━━ Exercise data

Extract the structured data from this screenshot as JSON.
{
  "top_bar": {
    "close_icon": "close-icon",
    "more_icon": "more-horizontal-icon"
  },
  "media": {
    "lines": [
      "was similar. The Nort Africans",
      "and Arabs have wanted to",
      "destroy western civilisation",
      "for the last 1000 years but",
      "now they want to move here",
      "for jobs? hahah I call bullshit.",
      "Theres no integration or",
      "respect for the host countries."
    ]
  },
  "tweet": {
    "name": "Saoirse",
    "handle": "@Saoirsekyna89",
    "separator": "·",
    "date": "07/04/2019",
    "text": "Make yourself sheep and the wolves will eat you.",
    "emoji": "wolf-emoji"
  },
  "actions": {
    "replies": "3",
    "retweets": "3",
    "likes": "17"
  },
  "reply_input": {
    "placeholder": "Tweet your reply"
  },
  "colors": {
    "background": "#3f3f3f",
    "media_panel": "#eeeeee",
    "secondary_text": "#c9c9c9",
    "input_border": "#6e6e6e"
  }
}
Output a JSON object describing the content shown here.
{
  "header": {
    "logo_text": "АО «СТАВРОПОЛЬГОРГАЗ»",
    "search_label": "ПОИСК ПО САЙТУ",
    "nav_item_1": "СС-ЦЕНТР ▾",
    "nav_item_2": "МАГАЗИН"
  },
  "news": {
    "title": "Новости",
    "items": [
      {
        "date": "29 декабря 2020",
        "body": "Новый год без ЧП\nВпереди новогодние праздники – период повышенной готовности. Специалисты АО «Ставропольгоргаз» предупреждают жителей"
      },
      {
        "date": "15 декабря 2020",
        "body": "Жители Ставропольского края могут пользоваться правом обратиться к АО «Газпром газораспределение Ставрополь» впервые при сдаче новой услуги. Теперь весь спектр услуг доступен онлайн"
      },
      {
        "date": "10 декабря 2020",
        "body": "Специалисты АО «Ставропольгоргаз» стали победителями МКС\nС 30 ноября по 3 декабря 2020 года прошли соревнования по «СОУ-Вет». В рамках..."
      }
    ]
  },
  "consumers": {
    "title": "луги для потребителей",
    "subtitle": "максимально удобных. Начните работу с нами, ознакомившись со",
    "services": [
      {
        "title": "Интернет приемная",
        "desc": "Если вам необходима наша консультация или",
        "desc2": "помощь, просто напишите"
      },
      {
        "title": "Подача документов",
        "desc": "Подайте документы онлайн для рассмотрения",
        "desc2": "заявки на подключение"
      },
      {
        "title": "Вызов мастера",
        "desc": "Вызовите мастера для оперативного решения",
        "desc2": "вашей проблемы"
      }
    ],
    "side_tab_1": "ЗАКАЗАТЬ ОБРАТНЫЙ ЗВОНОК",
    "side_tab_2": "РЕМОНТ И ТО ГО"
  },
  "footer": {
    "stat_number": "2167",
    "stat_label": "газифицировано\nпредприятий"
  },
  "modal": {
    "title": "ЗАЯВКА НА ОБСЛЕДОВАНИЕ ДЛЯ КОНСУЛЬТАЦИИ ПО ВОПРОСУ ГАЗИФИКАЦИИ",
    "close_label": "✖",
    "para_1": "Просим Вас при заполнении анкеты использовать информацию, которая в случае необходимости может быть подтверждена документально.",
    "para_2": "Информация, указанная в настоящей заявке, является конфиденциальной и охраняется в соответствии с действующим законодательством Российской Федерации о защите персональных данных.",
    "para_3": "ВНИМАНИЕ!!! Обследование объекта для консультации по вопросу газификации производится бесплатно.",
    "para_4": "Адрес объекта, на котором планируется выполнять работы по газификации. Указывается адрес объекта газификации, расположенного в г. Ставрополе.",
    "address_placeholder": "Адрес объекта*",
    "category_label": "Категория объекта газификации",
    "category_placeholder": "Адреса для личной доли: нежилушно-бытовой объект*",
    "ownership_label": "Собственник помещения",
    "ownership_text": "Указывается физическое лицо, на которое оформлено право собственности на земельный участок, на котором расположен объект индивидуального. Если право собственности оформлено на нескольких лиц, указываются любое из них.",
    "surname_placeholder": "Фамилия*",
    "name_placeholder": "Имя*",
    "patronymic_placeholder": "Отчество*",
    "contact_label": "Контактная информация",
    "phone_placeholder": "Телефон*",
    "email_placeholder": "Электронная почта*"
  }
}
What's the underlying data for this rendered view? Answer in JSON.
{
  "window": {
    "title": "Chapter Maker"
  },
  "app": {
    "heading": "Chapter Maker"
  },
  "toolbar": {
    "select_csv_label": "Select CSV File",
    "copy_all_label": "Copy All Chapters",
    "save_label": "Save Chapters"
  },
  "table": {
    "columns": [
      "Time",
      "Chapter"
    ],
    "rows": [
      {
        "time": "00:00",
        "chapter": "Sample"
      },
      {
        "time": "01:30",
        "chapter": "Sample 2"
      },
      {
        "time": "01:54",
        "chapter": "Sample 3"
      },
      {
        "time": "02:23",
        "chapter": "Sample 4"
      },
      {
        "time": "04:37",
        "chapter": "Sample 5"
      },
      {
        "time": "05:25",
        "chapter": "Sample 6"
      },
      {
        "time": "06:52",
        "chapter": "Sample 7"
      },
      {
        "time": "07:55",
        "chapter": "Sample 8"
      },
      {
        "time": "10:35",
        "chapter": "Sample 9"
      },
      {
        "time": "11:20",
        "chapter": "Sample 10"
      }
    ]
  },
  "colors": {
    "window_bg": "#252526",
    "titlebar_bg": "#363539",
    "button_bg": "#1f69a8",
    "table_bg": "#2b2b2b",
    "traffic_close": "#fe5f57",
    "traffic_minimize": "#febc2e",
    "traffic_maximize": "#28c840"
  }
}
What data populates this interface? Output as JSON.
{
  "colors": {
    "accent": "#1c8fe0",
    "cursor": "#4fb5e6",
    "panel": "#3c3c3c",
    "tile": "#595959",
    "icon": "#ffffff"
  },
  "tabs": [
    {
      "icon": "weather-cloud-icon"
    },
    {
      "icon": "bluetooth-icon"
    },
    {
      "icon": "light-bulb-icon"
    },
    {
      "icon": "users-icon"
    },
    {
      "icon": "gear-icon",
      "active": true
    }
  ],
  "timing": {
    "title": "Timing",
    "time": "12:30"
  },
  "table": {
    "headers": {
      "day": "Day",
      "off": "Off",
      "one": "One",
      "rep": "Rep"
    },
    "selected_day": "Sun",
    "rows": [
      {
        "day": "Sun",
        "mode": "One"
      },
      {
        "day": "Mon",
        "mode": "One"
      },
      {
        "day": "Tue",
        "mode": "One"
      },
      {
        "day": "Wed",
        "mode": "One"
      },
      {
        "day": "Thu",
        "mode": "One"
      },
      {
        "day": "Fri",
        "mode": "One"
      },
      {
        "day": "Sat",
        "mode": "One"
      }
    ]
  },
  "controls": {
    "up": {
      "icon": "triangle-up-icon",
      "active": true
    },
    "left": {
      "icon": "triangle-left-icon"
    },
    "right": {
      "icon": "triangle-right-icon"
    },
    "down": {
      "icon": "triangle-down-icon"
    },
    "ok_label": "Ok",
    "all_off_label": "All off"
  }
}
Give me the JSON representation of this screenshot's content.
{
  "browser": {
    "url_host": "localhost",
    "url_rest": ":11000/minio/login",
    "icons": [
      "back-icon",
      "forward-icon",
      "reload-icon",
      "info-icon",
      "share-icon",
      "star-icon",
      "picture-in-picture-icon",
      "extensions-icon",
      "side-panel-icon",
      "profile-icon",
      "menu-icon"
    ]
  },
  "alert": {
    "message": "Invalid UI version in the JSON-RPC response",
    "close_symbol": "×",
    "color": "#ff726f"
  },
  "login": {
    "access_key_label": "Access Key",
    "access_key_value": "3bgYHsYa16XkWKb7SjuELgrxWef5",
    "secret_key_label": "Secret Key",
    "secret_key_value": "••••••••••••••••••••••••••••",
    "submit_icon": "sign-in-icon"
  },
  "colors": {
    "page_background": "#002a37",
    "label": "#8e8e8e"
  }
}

━━━━

[Short problem]: Only the number is wanted: how many lines of the data contain the word "объекта"?

[Solution for this task]: 4